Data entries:
--- --- ---

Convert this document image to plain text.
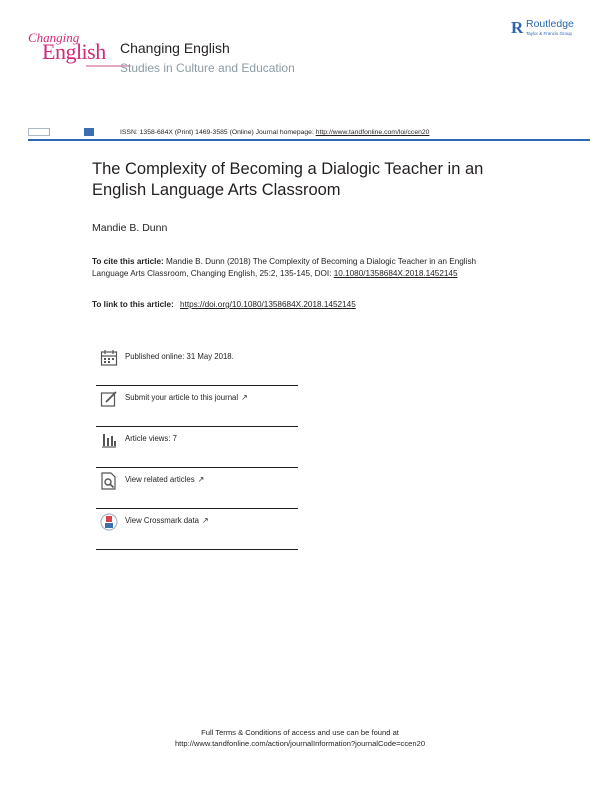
Changing
English Changing English
Studies in Culture and Education
R Routledge
Taylor & Francis Group

ISSN: 1358-684X (Print) 1469-3585 (Online) Journal homepage: http://www.tandfonline.com/loi/ccen20
The Complexity of Becoming a Dialogic Teacher in an English Language Arts Classroom
Mandie B. Dunn
To cite this article: Mandie B. Dunn (2018) The Complexity of Becoming a Dialogic Teacher in an English Language Arts Classroom, Changing English, 25:2, 135-145, DOI: 10.1080/1358684X.2018.1452145
To link to this article: https://doi.org/10.1080/1358684X.2018.1452145
Published online: 31 May 2018.
Submit your article to this journal ↗
Article views: 7
View related articles ↗
View Crossmark data ↗
Full Terms & Conditions of access and use can be found at
http://www.tandfonline.com/action/journalInformation?journalCode=ccen20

--- --- ---

REQUEST
Nothing but the pictures may be dropped; output the records above exactly.

TASK RESULT
Convert this document image to plain text.
Changing
English Changing English
Studies in Culture and Education
R Routledge
Taylor & Francis Group

ISSN: 1358-684X (Print) 1469-3585 (Online) Journal homepage: http://www.tandfonline.com/loi/ccen20
The Complexity of Becoming a Dialogic Teacher in an English Language Arts Classroom
Mandie B. Dunn
To cite this article: Mandie B. Dunn (2018) The Complexity of Becoming a Dialogic Teacher in an English Language Arts Classroom, Changing English, 25:2, 135-145, DOI: 10.1080/1358684X.2018.1452145
To link to this article: https://doi.org/10.1080/1358684X.2018.1452145
Published online: 31 May 2018.
Submit your article to this journal ↗
Article views: 7
View related articles ↗
View Crossmark data ↗
Full Terms & Conditions of access and use can be found at
http://www.tandfonline.com/action/journalInformation?journalCode=ccen20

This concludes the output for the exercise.